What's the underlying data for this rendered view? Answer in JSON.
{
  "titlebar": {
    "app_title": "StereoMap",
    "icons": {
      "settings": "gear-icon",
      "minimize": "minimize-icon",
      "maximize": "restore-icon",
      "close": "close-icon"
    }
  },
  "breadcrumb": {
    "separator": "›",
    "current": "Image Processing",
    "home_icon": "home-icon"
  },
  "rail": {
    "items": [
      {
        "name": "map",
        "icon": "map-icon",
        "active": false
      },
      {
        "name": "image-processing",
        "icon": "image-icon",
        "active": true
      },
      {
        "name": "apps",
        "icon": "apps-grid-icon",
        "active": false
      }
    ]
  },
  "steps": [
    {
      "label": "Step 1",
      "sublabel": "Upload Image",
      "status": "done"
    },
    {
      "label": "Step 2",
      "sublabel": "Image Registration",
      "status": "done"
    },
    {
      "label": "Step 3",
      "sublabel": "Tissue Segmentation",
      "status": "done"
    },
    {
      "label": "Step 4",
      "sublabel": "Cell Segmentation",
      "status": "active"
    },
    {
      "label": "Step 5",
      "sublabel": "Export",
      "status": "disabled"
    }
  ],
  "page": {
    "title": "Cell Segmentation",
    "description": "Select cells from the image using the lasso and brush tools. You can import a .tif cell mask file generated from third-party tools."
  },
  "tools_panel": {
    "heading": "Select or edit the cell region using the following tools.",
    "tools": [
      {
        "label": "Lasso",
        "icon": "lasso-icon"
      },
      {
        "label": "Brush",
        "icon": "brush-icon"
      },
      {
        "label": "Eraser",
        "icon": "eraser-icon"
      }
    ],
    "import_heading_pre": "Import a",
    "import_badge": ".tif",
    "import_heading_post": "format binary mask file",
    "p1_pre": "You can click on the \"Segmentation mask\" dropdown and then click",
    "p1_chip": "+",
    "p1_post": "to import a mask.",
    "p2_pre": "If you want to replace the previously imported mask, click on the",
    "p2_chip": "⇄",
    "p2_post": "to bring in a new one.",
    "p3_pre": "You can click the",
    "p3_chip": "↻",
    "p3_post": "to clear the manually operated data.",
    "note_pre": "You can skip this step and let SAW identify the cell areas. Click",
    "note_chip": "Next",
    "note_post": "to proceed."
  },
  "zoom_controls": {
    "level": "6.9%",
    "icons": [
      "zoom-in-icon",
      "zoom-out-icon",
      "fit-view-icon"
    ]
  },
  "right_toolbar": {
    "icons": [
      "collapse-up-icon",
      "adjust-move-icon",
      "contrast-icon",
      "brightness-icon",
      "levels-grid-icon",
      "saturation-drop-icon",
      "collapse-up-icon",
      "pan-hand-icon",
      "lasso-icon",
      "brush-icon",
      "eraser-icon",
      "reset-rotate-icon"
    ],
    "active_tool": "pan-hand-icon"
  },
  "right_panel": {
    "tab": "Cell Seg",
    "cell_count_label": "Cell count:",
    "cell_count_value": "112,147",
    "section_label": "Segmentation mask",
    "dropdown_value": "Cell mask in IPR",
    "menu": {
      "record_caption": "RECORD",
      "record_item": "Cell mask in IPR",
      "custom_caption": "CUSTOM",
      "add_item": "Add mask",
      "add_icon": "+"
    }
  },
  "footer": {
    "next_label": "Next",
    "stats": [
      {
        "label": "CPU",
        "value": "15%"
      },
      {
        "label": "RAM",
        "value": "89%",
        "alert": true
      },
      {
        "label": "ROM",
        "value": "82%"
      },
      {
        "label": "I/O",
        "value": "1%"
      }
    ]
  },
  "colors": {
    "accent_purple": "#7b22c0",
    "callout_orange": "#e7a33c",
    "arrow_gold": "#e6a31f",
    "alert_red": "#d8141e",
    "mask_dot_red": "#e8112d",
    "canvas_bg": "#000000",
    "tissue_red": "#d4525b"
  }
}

# Goal of the exercise
Print the entire set of records again, exactly.

# Task result
What's the underlying data for this rendered view? Answer in JSON.
{
  "titlebar": {
    "app_title": "StereoMap",
    "icons": {
      "settings": "gear-icon",
      "minimize": "minimize-icon",
      "maximize": "restore-icon",
      "close": "close-icon"
    }
  },
  "breadcrumb": {
    "separator": "›",
    "current": "Image Processing",
    "home_icon": "home-icon"
  },
  "rail": {
    "items": [
      {
        "name": "map",
        "icon": "map-icon",
        "active": false
      },
      {
        "name": "image-processing",
        "icon": "image-icon",
        "active": true
      },
      {
        "name": "apps",
        "icon": "apps-grid-icon",
        "active": false
      }
    ]
  },
  "steps": [
    {
      "label": "Step 1",
      "sublabel": "Upload Image",
      "status": "done"
    },
    {
      "label": "Step 2",
      "sublabel": "Image Registration",
      "status": "done"
    },
    {
      "label": "Step 3",
      "sublabel": "Tissue Segmentation",
      "status": "done"
    },
    {
      "label": "Step 4",
      "sublabel": "Cell Segmentation",
      "status": "active"
    },
    {
      "label": "Step 5",
      "sublabel": "Export",
      "status": "disabled"
    }
  ],
  "page": {
    "title": "Cell Segmentation",
    "description": "Select cells from the image using the lasso and brush tools. You can import a .tif cell mask file generated from third-party tools."
  },
  "tools_panel": {
    "heading": "Select or edit the cell region using the following tools.",
    "tools": [
      {
        "label": "Lasso",
        "icon": "lasso-icon"
      },
      {
        "label": "Brush",
        "icon": "brush-icon"
      },
      {
        "label": "Eraser",
        "icon": "eraser-icon"
      }
    ],
    "import_heading_pre": "Import a",
    "import_badge": ".tif",
    "import_heading_post": "format binary mask file",
    "p1_pre": "You can click on the \"Segmentation mask\" dropdown and then click",
    "p1_chip": "+",
    "p1_post": "to import a mask.",
    "p2_pre": "If you want to replace the previously imported mask, click on the",
    "p2_chip": "⇄",
    "p2_post": "to bring in a new one.",
    "p3_pre": "You can click the",
    "p3_chip": "↻",
    "p3_post": "to clear the manually operated data.",
    "note_pre": "You can skip this step and let SAW identify the cell areas. Click",
    "note_chip": "Next",
    "note_post": "to proceed."
  },
  "zoom_controls": {
    "level": "6.9%",
    "icons": [
      "zoom-in-icon",
      "zoom-out-icon",
      "fit-view-icon"
    ]
  },
  "right_toolbar": {
    "icons": [
      "collapse-up-icon",
      "adjust-move-icon",
      "contrast-icon",
      "brightness-icon",
      "levels-grid-icon",
      "saturation-drop-icon",
      "collapse-up-icon",
      "pan-hand-icon",
      "lasso-icon",
      "brush-icon",
      "eraser-icon",
      "reset-rotate-icon"
    ],
    "active_tool": "pan-hand-icon"
  },
  "right_panel": {
    "tab": "Cell Seg",
    "cell_count_label": "Cell count:",
    "cell_count_value": "112,147",
    "section_label": "Segmentation mask",
    "dropdown_value": "Cell mask in IPR",
    "menu": {
      "record_caption": "RECORD",
      "record_item": "Cell mask in IPR",
      "custom_caption": "CUSTOM",
      "add_item": "Add mask",
      "add_icon": "+"
    }
  },
  "footer": {
    "next_label": "Next",
    "stats": [
      {
        "label": "CPU",
        "value": "15%"
      },
      {
        "label": "RAM",
        "value": "89%",
        "alert": true
      },
      {
        "label": "ROM",
        "value": "82%"
      },
      {
        "label": "I/O",
        "value": "1%"
      }
    ]
  },
  "colors": {
    "accent_purple": "#7b22c0",
    "callout_orange": "#e7a33c",
    "arrow_gold": "#e6a31f",
    "alert_red": "#d8141e",
    "mask_dot_red": "#e8112d",
    "canvas_bg": "#000000",
    "tissue_red": "#d4525b"
  }
}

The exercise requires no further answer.